PROBLEM STATEMENT » Note each line of the listing that contains the string "temperature", and copy it.

═══ PROVIDED MATERIAL

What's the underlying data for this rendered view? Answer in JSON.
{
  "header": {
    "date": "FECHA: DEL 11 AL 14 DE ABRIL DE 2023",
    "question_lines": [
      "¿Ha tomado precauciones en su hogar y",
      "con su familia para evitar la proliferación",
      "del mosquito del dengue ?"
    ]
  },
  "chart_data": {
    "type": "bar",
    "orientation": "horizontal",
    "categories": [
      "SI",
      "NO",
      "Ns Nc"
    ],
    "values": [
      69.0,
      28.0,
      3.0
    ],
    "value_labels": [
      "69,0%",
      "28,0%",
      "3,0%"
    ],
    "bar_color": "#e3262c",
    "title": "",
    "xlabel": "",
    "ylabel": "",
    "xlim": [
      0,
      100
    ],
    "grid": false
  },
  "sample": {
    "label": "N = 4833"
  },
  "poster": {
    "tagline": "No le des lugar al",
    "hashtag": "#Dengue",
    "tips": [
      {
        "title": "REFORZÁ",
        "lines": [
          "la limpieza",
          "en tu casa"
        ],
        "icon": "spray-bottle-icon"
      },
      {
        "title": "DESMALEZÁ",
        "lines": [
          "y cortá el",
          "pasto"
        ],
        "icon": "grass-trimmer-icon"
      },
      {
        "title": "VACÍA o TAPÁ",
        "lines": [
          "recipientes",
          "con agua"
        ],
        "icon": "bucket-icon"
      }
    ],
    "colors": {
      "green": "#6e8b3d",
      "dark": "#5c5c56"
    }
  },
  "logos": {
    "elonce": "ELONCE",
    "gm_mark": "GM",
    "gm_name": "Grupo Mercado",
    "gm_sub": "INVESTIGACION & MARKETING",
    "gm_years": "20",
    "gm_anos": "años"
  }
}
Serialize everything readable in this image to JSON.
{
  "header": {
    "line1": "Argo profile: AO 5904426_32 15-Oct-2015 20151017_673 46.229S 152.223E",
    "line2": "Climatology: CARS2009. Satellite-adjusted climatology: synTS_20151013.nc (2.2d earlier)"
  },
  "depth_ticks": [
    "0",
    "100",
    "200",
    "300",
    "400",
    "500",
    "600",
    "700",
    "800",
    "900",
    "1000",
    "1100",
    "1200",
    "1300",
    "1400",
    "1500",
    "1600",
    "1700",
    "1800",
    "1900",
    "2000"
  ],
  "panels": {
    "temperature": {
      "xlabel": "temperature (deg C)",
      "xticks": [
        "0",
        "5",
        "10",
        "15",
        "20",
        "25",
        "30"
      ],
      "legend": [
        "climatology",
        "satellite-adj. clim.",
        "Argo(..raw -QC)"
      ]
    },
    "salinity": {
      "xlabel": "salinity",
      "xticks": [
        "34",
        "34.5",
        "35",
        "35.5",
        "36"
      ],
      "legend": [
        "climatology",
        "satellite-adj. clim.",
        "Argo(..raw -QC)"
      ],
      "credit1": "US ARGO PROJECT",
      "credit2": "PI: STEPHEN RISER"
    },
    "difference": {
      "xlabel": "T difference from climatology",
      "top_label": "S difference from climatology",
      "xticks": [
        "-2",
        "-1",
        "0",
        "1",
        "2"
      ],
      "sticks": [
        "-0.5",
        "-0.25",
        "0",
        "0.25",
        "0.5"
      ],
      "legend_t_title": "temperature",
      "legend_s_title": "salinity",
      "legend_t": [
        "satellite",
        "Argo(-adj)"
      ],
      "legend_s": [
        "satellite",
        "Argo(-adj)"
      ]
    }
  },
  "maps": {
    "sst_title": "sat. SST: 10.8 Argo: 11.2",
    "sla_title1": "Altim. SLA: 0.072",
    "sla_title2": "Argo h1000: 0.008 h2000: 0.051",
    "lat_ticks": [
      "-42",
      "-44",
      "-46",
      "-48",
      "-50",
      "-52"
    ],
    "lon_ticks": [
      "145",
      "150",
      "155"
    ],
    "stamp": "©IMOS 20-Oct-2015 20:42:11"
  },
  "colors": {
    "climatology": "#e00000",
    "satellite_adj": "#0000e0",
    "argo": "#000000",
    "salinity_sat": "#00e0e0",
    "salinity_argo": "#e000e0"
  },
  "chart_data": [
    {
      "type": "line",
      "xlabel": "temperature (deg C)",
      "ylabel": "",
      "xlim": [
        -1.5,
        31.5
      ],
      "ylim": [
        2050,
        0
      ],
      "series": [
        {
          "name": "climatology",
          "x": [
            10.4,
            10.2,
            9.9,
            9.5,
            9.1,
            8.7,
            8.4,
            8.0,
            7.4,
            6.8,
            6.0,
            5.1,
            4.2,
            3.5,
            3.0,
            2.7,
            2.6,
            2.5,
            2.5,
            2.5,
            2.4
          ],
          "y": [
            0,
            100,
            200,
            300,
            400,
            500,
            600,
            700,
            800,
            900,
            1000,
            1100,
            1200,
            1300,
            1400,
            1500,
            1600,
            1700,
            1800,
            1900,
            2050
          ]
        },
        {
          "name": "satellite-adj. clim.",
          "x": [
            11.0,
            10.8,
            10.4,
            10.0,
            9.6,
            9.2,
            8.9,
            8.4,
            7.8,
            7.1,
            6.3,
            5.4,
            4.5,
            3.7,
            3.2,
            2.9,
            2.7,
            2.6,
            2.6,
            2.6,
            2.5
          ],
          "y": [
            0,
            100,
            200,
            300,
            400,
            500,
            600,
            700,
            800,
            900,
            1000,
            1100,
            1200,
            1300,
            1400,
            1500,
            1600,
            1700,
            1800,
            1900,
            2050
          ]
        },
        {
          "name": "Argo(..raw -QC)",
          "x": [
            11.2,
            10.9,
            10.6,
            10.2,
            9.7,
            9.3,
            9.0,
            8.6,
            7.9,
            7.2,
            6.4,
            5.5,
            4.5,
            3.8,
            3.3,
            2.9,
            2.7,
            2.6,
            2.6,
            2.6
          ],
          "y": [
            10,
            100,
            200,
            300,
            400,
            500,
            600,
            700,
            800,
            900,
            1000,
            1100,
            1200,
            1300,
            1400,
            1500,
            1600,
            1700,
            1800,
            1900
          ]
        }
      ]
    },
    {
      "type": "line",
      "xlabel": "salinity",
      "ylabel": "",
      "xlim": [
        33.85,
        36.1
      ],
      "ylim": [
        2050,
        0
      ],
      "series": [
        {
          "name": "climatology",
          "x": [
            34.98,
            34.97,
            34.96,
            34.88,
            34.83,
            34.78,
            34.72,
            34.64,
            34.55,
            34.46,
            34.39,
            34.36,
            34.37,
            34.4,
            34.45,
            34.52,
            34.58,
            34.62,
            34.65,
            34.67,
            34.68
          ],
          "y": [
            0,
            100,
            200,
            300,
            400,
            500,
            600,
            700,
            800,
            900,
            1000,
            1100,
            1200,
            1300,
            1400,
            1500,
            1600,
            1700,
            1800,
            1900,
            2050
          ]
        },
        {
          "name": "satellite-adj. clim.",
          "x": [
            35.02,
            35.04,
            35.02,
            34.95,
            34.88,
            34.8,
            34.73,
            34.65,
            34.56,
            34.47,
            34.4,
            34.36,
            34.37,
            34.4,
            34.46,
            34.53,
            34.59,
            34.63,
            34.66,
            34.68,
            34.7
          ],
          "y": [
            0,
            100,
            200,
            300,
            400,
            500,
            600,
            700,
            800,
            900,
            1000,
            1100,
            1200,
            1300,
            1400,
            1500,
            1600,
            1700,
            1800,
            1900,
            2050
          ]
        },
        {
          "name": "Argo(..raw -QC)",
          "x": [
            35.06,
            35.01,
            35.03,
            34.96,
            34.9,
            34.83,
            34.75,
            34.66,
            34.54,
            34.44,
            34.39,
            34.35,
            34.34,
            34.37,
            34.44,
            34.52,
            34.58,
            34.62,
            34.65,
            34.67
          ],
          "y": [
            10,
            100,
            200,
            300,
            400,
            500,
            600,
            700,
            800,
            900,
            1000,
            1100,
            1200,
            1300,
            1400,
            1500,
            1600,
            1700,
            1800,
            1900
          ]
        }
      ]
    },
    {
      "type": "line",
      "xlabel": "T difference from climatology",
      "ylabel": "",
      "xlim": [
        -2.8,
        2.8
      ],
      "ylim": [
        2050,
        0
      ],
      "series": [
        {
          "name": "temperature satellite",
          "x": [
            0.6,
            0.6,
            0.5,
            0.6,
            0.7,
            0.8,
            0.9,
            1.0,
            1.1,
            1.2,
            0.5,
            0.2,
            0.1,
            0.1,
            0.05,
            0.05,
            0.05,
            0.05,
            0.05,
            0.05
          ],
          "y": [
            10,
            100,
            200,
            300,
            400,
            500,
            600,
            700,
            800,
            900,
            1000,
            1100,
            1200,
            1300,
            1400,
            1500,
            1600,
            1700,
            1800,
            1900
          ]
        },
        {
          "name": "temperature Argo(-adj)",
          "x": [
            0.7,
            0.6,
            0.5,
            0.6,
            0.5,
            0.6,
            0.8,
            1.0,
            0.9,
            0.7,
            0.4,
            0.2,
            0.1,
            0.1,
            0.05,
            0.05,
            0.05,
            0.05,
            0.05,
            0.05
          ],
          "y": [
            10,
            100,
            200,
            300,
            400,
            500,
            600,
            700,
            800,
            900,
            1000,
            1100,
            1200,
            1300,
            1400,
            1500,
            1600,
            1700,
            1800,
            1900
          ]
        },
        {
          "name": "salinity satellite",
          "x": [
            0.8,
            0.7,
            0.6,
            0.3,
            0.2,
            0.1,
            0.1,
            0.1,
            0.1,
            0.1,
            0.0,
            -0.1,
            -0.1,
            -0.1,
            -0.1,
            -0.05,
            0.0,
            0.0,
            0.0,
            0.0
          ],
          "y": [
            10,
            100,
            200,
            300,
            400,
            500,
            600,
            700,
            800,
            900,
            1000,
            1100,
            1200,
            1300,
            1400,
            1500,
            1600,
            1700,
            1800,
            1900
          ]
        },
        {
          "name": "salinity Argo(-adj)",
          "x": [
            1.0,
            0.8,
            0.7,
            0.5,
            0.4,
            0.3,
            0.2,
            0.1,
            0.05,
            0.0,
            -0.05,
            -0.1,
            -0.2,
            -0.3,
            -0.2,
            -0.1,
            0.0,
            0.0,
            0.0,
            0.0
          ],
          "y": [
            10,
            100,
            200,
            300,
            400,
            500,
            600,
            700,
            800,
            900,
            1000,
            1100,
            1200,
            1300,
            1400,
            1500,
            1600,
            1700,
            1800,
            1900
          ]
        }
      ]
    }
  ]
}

══════

ANSWER TO THE TASK »
    "temperature": {
      "xlabel": "temperature (deg C)",
      "legend_t_title": "temperature",
      "xlabel": "temperature (deg C)",
          "name": "temperature satellite",
          "name": "temperature Argo(-adj)",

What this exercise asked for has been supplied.